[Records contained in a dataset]
* START *

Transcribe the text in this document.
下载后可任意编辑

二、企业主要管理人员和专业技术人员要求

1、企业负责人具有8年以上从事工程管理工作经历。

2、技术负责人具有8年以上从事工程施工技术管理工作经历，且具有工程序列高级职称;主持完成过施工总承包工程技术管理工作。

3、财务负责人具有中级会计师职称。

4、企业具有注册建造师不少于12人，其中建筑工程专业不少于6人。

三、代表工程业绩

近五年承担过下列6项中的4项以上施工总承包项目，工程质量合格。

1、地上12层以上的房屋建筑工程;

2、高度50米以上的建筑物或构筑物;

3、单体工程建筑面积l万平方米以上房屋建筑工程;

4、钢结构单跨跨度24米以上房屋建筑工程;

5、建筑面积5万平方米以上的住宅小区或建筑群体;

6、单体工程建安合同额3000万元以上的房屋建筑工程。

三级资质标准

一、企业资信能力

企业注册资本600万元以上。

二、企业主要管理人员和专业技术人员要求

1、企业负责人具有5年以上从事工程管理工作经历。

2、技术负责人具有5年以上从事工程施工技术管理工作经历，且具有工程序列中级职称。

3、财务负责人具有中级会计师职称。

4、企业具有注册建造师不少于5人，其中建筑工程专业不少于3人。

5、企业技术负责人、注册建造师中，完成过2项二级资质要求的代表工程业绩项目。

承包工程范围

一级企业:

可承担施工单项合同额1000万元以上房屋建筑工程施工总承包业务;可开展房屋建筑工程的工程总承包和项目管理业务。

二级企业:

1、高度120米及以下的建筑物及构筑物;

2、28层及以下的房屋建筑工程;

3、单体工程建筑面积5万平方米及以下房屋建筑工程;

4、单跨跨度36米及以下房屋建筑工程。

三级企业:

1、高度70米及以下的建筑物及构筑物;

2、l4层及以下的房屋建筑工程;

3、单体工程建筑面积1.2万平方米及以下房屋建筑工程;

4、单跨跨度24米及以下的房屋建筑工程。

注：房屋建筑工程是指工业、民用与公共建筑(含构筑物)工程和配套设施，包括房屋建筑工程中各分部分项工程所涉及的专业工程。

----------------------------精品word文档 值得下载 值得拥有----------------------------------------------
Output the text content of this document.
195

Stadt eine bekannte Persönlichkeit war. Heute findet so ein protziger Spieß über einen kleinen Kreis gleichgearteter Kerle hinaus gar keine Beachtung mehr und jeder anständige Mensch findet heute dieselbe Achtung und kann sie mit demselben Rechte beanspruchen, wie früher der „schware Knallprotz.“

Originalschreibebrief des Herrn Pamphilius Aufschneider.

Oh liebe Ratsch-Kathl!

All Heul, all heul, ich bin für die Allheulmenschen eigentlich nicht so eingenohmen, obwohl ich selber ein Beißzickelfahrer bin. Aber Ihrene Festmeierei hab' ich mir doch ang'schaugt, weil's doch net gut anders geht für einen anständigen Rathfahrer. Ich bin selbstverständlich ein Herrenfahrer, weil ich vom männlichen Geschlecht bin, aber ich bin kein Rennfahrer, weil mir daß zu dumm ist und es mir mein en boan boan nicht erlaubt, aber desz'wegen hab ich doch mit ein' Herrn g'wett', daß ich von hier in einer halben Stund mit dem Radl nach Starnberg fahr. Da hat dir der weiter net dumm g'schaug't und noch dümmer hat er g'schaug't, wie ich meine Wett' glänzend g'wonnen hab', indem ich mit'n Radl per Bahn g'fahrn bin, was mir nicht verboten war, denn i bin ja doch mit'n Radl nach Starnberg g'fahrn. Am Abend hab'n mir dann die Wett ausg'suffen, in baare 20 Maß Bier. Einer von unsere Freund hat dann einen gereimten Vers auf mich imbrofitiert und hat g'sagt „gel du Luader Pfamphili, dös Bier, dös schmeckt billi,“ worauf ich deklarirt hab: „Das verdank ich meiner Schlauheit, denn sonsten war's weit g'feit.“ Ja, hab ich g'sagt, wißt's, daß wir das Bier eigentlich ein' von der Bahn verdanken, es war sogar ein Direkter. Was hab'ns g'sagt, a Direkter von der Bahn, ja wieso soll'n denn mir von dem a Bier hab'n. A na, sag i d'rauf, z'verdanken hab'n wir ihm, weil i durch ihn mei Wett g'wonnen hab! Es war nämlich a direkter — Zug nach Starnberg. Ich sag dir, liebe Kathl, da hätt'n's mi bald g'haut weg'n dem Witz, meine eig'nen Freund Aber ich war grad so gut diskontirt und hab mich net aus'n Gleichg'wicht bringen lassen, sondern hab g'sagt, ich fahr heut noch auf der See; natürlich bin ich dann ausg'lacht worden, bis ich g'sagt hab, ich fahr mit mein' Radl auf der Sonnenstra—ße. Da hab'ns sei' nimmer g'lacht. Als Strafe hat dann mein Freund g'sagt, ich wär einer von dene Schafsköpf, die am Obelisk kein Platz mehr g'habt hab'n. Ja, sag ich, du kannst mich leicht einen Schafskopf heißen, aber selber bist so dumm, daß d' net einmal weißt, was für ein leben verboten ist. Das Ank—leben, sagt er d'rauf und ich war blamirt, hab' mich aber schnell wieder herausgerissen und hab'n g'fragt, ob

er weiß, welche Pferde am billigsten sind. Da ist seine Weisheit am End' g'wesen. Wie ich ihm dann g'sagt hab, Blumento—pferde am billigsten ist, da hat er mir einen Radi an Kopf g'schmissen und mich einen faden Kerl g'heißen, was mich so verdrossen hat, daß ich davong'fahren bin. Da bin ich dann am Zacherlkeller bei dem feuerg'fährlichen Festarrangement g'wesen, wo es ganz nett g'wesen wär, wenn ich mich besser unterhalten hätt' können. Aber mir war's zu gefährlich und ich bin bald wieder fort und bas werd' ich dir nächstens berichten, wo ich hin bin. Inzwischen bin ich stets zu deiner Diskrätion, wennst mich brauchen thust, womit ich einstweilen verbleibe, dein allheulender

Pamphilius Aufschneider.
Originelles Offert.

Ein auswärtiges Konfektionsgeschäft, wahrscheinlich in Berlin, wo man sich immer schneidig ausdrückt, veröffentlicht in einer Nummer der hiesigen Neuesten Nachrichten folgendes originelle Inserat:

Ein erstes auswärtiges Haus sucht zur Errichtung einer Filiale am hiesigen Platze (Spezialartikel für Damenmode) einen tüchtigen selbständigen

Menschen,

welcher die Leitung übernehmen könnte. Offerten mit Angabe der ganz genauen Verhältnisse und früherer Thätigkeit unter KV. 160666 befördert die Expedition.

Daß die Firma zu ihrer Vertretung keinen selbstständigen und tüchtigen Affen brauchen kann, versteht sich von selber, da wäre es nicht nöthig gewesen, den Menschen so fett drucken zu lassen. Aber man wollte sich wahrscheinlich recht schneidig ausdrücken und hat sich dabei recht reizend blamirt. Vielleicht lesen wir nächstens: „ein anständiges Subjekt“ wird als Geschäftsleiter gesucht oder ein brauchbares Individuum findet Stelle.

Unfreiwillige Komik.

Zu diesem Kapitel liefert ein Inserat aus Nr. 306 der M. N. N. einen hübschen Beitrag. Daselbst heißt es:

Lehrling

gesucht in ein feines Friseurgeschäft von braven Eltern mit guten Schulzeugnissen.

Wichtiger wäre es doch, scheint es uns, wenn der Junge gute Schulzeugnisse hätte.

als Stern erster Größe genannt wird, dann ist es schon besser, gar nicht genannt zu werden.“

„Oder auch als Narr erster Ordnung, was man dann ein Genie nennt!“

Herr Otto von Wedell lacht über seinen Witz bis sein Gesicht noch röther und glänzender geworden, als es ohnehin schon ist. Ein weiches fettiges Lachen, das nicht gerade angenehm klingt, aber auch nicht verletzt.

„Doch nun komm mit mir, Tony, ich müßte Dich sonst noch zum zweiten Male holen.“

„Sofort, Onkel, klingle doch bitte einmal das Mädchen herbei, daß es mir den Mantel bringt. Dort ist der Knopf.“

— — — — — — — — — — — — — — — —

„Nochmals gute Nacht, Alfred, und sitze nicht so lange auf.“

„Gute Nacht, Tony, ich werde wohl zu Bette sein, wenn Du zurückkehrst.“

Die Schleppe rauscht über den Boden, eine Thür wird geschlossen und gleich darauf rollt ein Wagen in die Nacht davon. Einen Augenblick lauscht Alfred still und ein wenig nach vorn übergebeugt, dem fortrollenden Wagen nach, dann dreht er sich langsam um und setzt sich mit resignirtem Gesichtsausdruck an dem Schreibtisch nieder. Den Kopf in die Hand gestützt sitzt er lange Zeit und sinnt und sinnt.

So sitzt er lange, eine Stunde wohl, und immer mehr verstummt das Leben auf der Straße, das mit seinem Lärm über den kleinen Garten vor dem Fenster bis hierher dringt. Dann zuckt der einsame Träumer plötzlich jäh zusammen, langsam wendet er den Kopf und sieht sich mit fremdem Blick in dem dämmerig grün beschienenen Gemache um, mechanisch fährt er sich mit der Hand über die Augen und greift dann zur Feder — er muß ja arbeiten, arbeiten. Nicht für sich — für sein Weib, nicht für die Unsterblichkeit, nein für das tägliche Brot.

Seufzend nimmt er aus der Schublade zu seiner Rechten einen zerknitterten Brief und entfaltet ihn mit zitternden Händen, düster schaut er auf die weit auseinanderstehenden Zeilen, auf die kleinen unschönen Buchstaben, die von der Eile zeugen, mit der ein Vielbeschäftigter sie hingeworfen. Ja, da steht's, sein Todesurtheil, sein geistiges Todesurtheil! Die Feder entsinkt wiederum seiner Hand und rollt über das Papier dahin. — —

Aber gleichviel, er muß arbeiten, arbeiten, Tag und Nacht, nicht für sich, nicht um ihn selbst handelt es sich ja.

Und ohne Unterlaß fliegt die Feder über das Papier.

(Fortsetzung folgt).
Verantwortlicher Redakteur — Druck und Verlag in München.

* END *

Gather each line from the entries above that includes the word "findet".

** FINAL RESULT **
Stadt eine bekannte Persönlichkeit war. Heute findet so ein protziger Spieß über einen kleinen Kreis gleichgearteter Kerle hinaus gar keine Beachtung mehr und jeder anständige Mensch findet heute dieselbe Achtung und kann sie mit demselben Rechte beanspruchen, wie früher der „schware Knallprotz.“
Daß die Firma zu ihrer Vertretung keinen selbstständigen und tüchtigen Affen brauchen kann, versteht sich von selber, da wäre es nicht nöthig gewesen, den Menschen so fett drucken zu lassen. Aber man wollte sich wahrscheinlich recht schneidig ausdrücken und hat sich dabei recht reizend blamirt. Vielleicht lesen wir nächstens: „ein anständiges Subjekt“ wird als Geschäftsleiter gesucht oder ein brauchbares Individuum findet Stelle.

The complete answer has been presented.